The data below needs to be returned exactly, line for line.

START TASK INPUTS

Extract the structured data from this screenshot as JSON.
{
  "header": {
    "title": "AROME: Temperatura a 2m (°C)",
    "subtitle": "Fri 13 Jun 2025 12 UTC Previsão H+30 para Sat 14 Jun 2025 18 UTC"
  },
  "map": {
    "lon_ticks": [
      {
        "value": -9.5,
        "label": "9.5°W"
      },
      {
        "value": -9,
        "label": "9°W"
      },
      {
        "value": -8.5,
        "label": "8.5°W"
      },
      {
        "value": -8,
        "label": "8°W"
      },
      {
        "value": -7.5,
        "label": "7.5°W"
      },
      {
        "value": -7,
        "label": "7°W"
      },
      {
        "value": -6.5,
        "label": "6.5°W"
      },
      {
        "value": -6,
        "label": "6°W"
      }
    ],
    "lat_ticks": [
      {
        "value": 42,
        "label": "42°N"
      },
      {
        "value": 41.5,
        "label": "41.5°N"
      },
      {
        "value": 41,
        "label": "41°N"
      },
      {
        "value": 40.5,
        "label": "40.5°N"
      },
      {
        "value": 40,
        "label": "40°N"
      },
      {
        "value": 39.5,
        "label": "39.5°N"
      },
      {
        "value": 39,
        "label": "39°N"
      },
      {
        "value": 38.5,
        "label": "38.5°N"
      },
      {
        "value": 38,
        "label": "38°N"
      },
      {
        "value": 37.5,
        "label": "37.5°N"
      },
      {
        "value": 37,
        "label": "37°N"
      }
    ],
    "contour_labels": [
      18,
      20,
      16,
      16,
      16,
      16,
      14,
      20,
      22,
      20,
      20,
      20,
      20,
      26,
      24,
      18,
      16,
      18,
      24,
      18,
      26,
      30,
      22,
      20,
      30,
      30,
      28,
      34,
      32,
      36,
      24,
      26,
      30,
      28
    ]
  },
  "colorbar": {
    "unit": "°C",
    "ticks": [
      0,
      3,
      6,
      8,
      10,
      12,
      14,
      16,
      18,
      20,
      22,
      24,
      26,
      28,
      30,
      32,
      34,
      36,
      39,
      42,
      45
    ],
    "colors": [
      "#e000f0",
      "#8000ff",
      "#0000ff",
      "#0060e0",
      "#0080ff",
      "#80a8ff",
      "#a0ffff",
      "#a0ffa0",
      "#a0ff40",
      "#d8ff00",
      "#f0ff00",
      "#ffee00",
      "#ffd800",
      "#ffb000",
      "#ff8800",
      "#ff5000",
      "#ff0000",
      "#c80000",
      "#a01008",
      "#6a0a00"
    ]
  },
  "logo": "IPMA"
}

END TASK INPUTS

• [WORKED ANSWER]
Extract the structured data from this screenshot as JSON.
{
  "header": {
    "title": "AROME: Temperatura a 2m (°C)",
    "subtitle": "Fri 13 Jun 2025 12 UTC Previsão H+30 para Sat 14 Jun 2025 18 UTC"
  },
  "map": {
    "lon_ticks": [
      {
        "value": -9.5,
        "label": "9.5°W"
      },
      {
        "value": -9,
        "label": "9°W"
      },
      {
        "value": -8.5,
        "label": "8.5°W"
      },
      {
        "value": -8,
        "label": "8°W"
      },
      {
        "value": -7.5,
        "label": "7.5°W"
      },
      {
        "value": -7,
        "label": "7°W"
      },
      {
        "value": -6.5,
        "label": "6.5°W"
      },
      {
        "value": -6,
        "label": "6°W"
      }
    ],
    "lat_ticks": [
      {
        "value": 42,
        "label": "42°N"
      },
      {
        "value": 41.5,
        "label": "41.5°N"
      },
      {
        "value": 41,
        "label": "41°N"
      },
      {
        "value": 40.5,
        "label": "40.5°N"
      },
      {
        "value": 40,
        "label": "40°N"
      },
      {
        "value": 39.5,
        "label": "39.5°N"
      },
      {
        "value": 39,
        "label": "39°N"
      },
      {
        "value": 38.5,
        "label": "38.5°N"
      },
      {
        "value": 38,
        "label": "38°N"
      },
      {
        "value": 37.5,
        "label": "37.5°N"
      },
      {
        "value": 37,
        "label": "37°N"
      }
    ],
    "contour_labels": [
      18,
      20,
      16,
      16,
      16,
      16,
      14,
      20,
      22,
      20,
      20,
      20,
      20,
      26,
      24,
      18,
      16,
      18,
      24,
      18,
      26,
      30,
      22,
      20,
      30,
      30,
      28,
      34,
      32,
      36,
      24,
      26,
      30,
      28
    ]
  },
  "colorbar": {
    "unit": "°C",
    "ticks": [
      0,
      3,
      6,
      8,
      10,
      12,
      14,
      16,
      18,
      20,
      22,
      24,
      26,
      28,
      30,
      32,
      34,
      36,
      39,
      42,
      45
    ],
    "colors": [
      "#e000f0",
      "#8000ff",
      "#0000ff",
      "#0060e0",
      "#0080ff",
      "#80a8ff",
      "#a0ffff",
      "#a0ffa0",
      "#a0ff40",
      "#d8ff00",
      "#f0ff00",
      "#ffee00",
      "#ffd800",
      "#ffb000",
      "#ff8800",
      "#ff5000",
      "#ff0000",
      "#c80000",
      "#a01008",
      "#6a0a00"
    ]
  },
  "logo": "IPMA"
}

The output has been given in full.